(Extracted material):
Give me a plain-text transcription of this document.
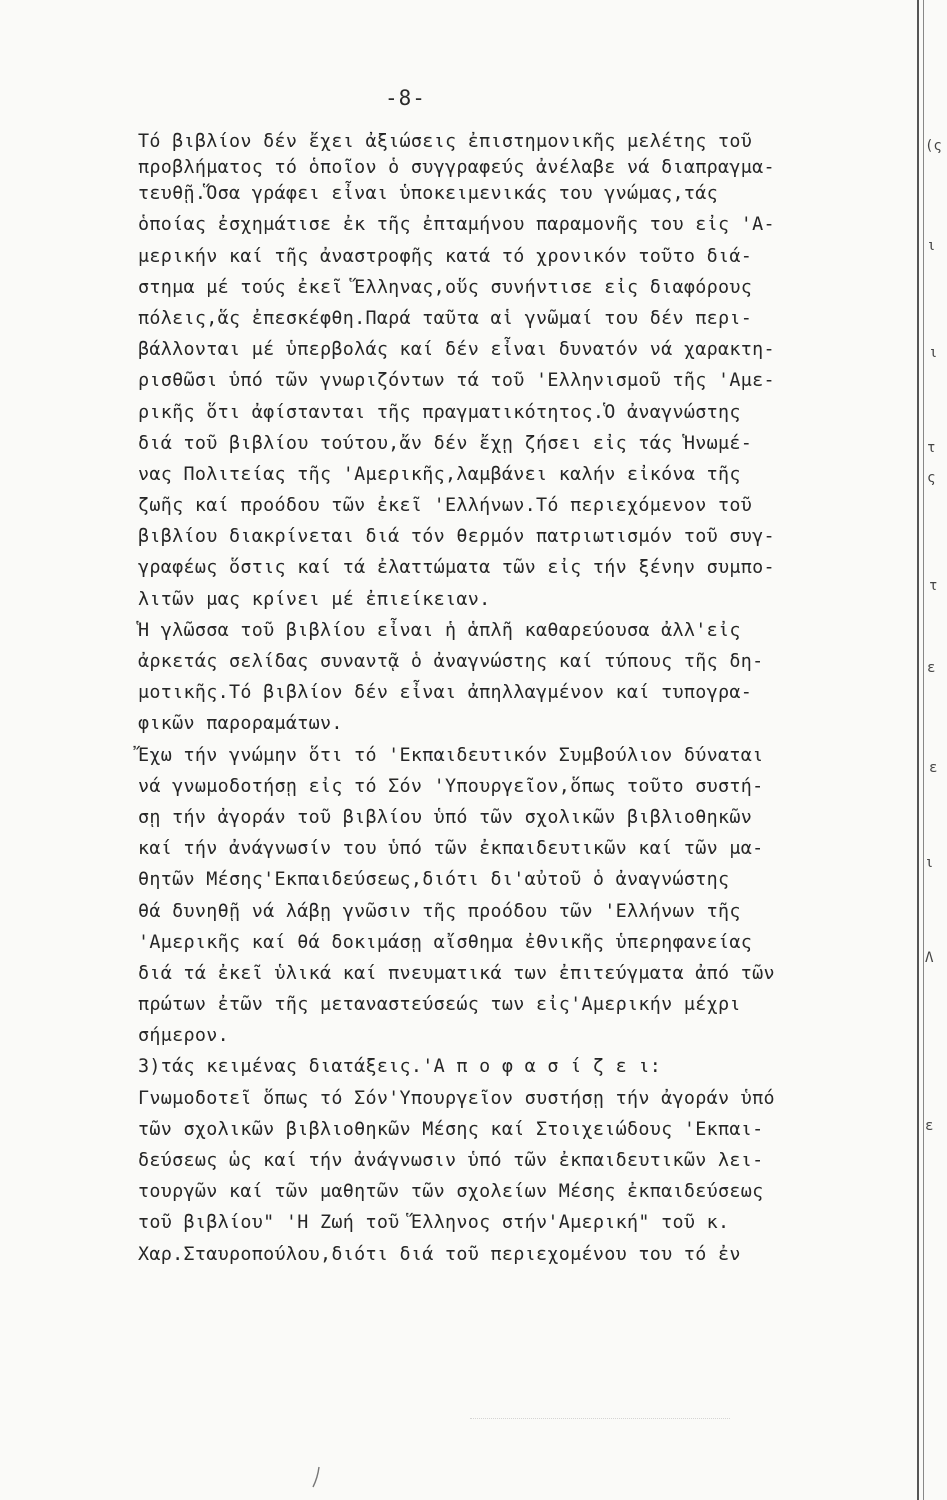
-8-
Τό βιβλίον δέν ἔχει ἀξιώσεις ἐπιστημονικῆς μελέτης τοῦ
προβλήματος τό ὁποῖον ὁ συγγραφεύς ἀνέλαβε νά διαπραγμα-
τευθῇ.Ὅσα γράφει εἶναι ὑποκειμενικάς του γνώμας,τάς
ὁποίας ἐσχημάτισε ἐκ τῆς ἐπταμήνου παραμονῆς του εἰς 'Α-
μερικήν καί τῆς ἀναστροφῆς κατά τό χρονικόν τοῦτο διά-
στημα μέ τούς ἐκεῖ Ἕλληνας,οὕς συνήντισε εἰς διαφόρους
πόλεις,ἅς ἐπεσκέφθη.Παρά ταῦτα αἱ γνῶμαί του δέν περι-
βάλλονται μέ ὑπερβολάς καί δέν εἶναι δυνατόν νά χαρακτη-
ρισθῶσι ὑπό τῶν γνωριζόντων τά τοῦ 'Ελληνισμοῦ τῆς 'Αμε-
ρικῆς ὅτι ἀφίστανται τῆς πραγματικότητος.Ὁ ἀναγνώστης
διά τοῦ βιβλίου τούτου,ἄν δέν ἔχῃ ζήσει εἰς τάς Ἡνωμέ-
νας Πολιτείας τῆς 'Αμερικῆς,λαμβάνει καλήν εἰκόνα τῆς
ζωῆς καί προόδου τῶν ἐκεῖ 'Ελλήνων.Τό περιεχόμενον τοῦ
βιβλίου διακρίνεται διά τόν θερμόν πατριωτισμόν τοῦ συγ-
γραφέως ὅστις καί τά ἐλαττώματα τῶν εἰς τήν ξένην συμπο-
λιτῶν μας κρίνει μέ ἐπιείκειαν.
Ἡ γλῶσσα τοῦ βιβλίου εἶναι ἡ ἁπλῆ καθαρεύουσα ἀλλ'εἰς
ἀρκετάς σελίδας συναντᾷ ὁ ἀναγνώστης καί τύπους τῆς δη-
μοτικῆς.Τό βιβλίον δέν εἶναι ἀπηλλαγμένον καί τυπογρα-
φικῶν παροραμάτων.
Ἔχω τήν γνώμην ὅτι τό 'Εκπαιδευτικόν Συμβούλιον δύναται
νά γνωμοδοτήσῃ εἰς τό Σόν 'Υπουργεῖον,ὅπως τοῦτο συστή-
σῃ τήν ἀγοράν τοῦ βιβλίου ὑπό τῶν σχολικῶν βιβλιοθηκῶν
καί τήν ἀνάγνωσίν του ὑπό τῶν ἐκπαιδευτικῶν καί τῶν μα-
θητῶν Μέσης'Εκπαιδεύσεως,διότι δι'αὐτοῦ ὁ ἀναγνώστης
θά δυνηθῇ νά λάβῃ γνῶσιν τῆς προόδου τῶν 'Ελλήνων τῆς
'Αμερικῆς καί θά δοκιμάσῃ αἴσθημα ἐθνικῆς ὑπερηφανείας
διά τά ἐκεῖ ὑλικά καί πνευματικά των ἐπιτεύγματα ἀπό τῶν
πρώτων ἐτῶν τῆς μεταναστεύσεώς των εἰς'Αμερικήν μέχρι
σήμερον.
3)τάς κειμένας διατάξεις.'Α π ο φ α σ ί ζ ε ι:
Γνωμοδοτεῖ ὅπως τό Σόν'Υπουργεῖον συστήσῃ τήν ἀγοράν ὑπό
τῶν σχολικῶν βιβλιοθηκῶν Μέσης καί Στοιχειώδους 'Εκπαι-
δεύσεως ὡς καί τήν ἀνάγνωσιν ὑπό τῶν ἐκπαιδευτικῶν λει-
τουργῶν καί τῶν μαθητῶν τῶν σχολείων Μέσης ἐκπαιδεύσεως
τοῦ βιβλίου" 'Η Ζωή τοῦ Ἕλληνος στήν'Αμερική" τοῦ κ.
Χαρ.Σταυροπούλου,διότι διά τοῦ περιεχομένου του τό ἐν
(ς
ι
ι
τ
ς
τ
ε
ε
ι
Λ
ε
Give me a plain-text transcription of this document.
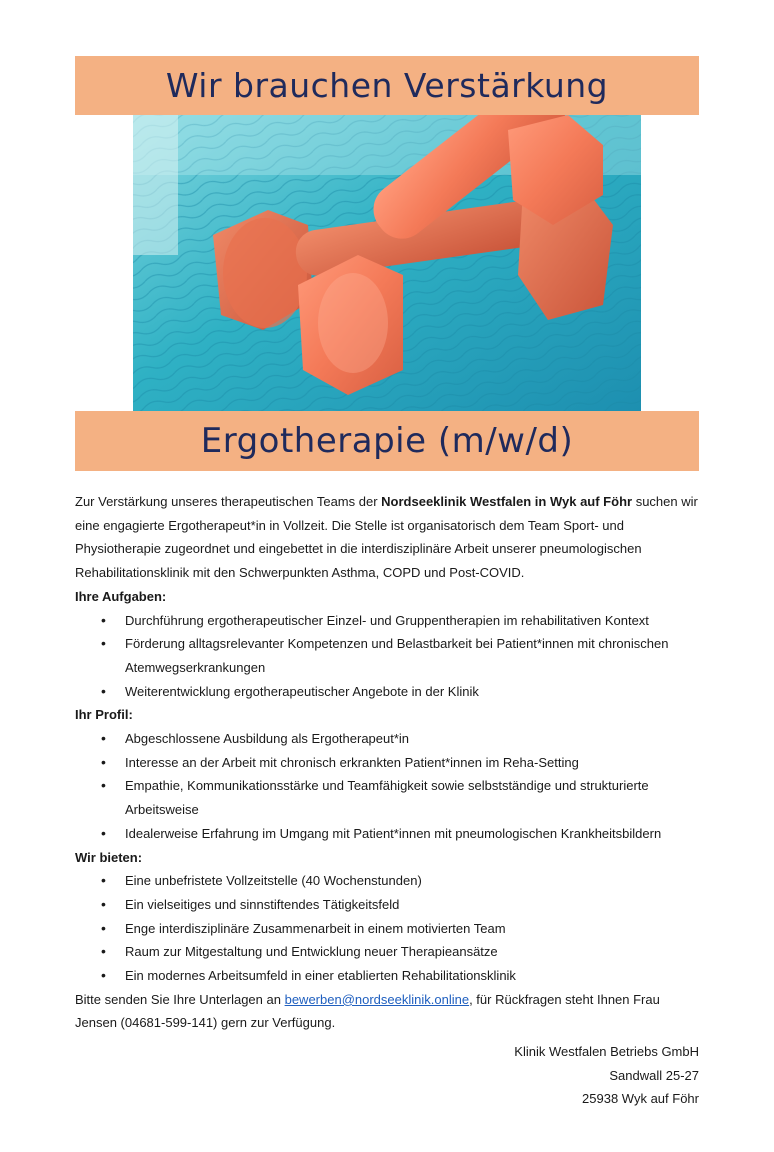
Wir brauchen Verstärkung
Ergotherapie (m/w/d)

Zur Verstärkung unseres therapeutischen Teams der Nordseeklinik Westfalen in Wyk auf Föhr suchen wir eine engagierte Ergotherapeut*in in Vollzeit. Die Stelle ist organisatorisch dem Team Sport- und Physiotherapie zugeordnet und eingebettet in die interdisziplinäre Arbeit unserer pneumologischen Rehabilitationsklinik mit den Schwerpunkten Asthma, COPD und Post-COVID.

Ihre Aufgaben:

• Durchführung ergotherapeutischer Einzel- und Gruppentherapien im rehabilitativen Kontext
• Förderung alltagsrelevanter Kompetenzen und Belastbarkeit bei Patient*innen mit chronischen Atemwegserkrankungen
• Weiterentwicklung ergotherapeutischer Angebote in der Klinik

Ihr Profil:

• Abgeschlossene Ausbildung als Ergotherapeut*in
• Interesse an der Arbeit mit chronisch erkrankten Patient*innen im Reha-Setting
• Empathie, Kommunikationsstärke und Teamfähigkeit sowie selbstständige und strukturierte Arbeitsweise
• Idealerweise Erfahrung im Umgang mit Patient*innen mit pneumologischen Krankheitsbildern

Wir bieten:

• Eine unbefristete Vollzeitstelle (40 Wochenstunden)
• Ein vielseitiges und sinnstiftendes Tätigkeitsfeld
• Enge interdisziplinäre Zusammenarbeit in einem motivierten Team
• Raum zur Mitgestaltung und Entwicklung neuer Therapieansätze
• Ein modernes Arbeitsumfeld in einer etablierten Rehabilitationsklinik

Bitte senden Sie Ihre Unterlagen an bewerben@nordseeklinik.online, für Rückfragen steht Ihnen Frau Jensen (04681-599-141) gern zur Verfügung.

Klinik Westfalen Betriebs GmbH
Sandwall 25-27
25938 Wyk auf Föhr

(Problem details): Pick out each line containing the string "Υπουργεῖον" and copy it.

(Right answer):
νά γνωμοδοτήσῃ εἰς τό Σόν 'Υπουργεῖον,ὅπως τοῦτο συστή-
Γνωμοδοτεῖ ὅπως τό Σόν'Υπουργεῖον συστήσῃ τήν ἀγοράν ὑπό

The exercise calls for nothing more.